▶ **JOB**
Every line of the data must be copied exactly.

--------------------------------

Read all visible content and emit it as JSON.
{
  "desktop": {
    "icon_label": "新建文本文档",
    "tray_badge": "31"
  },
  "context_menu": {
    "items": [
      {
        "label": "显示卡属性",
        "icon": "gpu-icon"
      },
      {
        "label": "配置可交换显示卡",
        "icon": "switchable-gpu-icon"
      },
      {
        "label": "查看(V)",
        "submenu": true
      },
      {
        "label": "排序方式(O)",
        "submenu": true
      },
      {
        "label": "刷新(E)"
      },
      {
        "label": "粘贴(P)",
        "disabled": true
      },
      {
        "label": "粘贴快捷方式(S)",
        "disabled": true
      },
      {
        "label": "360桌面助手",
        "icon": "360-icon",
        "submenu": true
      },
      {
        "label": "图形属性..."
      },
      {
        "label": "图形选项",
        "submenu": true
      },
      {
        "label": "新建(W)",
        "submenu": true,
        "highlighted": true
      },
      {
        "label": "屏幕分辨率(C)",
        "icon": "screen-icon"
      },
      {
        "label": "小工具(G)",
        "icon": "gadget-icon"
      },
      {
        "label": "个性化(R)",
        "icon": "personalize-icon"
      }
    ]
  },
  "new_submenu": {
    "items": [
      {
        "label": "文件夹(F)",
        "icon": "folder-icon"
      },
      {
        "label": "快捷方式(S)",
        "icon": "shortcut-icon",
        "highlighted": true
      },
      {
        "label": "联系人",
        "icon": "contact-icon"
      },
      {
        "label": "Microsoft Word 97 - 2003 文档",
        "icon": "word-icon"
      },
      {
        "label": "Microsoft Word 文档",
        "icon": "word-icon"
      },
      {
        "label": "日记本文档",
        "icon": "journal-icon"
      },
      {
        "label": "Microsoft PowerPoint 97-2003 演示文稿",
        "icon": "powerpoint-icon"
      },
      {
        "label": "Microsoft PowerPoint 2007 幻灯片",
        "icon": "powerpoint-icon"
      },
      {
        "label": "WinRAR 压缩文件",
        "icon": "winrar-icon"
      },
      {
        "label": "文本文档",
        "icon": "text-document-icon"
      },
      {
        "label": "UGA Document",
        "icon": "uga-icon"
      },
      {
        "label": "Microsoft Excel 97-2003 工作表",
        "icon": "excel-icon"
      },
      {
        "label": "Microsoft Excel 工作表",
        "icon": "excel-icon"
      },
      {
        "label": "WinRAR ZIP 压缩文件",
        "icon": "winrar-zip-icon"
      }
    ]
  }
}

--------------------------------

▶ **SOLUTION FOR THIS EXERCISE**
Read all visible content and emit it as JSON.
{
  "desktop": {
    "icon_label": "新建文本文档",
    "tray_badge": "31"
  },
  "context_menu": {
    "items": [
      {
        "label": "显示卡属性",
        "icon": "gpu-icon"
      },
      {
        "label": "配置可交换显示卡",
        "icon": "switchable-gpu-icon"
      },
      {
        "label": "查看(V)",
        "submenu": true
      },
      {
        "label": "排序方式(O)",
        "submenu": true
      },
      {
        "label": "刷新(E)"
      },
      {
        "label": "粘贴(P)",
        "disabled": true
      },
      {
        "label": "粘贴快捷方式(S)",
        "disabled": true
      },
      {
        "label": "360桌面助手",
        "icon": "360-icon",
        "submenu": true
      },
      {
        "label": "图形属性..."
      },
      {
        "label": "图形选项",
        "submenu": true
      },
      {
        "label": "新建(W)",
        "submenu": true,
        "highlighted": true
      },
      {
        "label": "屏幕分辨率(C)",
        "icon": "screen-icon"
      },
      {
        "label": "小工具(G)",
        "icon": "gadget-icon"
      },
      {
        "label": "个性化(R)",
        "icon": "personalize-icon"
      }
    ]
  },
  "new_submenu": {
    "items": [
      {
        "label": "文件夹(F)",
        "icon": "folder-icon"
      },
      {
        "label": "快捷方式(S)",
        "icon": "shortcut-icon",
        "highlighted": true
      },
      {
        "label": "联系人",
        "icon": "contact-icon"
      },
      {
        "label": "Microsoft Word 97 - 2003 文档",
        "icon": "word-icon"
      },
      {
        "label": "Microsoft Word 文档",
        "icon": "word-icon"
      },
      {
        "label": "日记本文档",
        "icon": "journal-icon"
      },
      {
        "label": "Microsoft PowerPoint 97-2003 演示文稿",
        "icon": "powerpoint-icon"
      },
      {
        "label": "Microsoft PowerPoint 2007 幻灯片",
        "icon": "powerpoint-icon"
      },
      {
        "label": "WinRAR 压缩文件",
        "icon": "winrar-icon"
      },
      {
        "label": "文本文档",
        "icon": "text-document-icon"
      },
      {
        "label": "UGA Document",
        "icon": "uga-icon"
      },
      {
        "label": "Microsoft Excel 97-2003 工作表",
        "icon": "excel-icon"
      },
      {
        "label": "Microsoft Excel 工作表",
        "icon": "excel-icon"
      },
      {
        "label": "WinRAR ZIP 压缩文件",
        "icon": "winrar-zip-icon"
      }
    ]
  }
}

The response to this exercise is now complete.